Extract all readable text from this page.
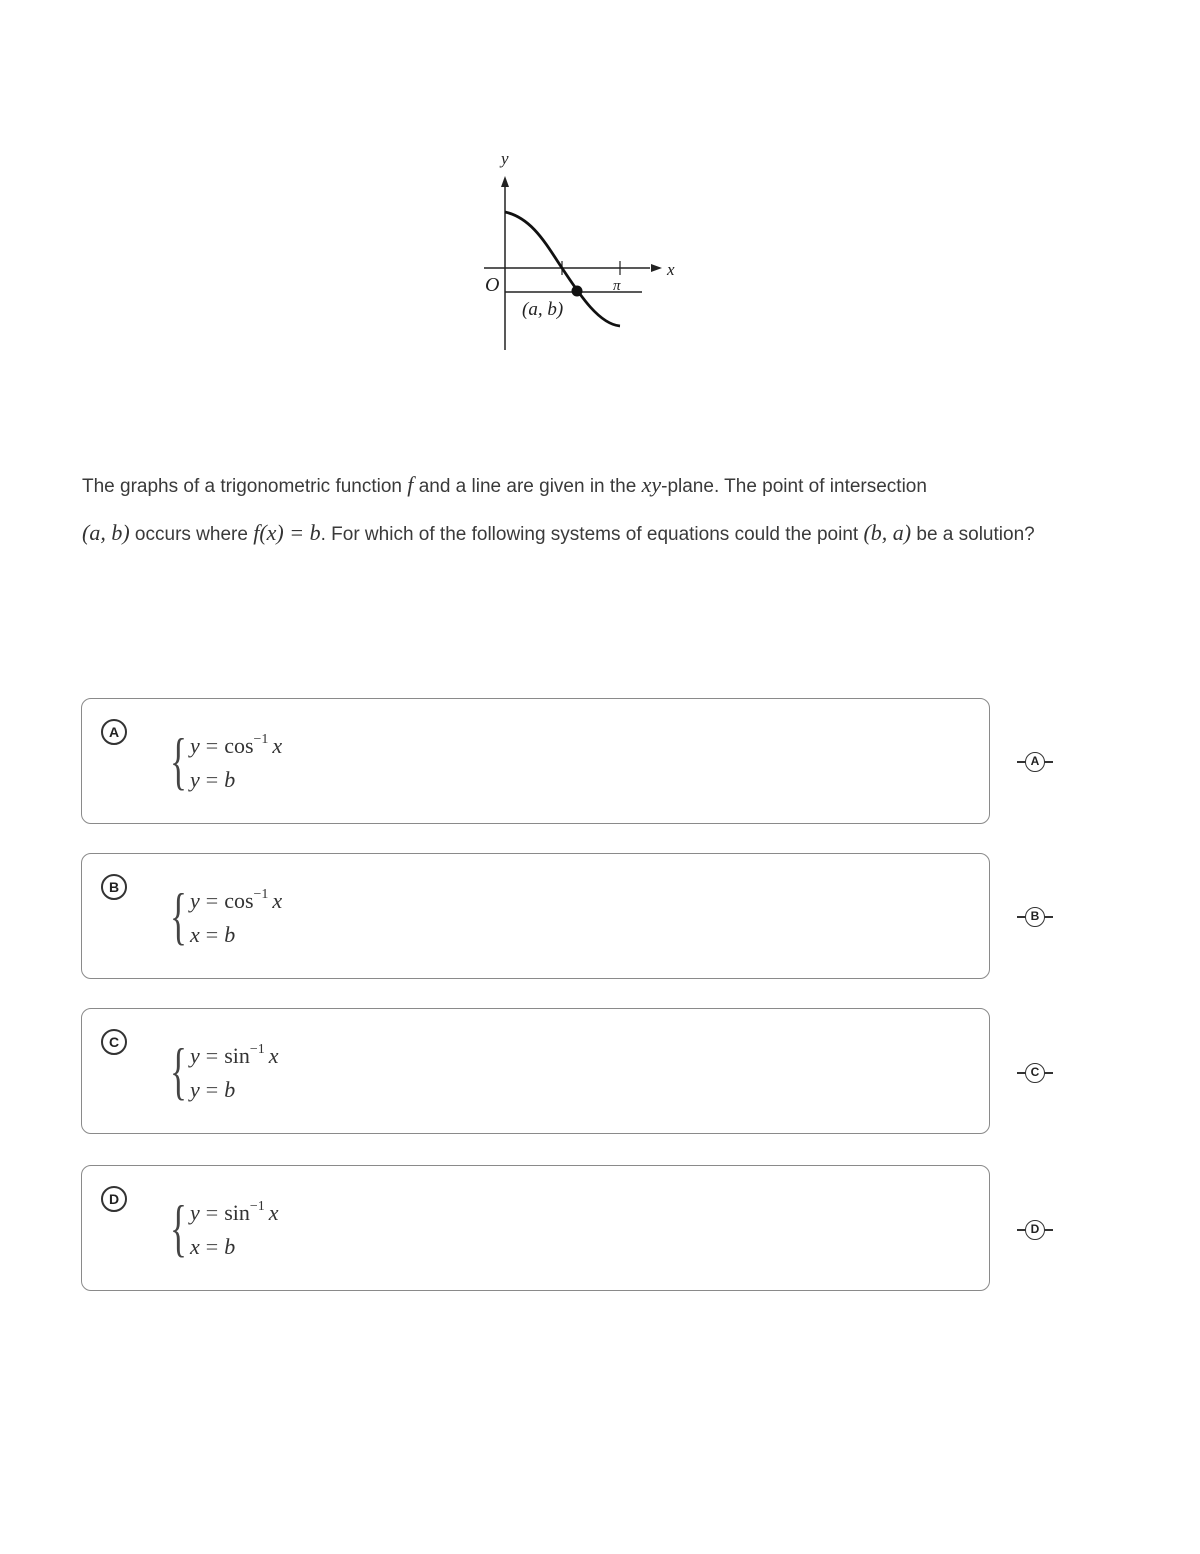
y
x
O	π
(a, b)
The graphs of a trigonometric function f and a line are given in the xy-plane. The point of intersection
(a, b) occurs where f(x) = b. For which of the following systems of equations could the point (b, a) be a solution?
A { $y = \cos^{-1} x$
y = b
A
B { $y = \cos^{-1} x$
x = b
B
C { $y = \sin^{-1} x$
y = b
C
D { $y = \sin^{-1} x$
x = b
D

..........

# Stated task
Write the material out again exactly as it appears, dropping the pictures.

# Task result
Extract all readable text from this page.
y
x
O	π
(a, b)
The graphs of a trigonometric function f and a line are given in the xy-plane. The point of intersection
(a, b) occurs where f(x) = b. For which of the following systems of equations could the point (b, a) be a solution?
A { $y = \cos^{-1} x$
y = b
A
B { $y = \cos^{-1} x$
x = b
B
C { $y = \sin^{-1} x$
y = b
C
D { $y = \sin^{-1} x$
x = b
D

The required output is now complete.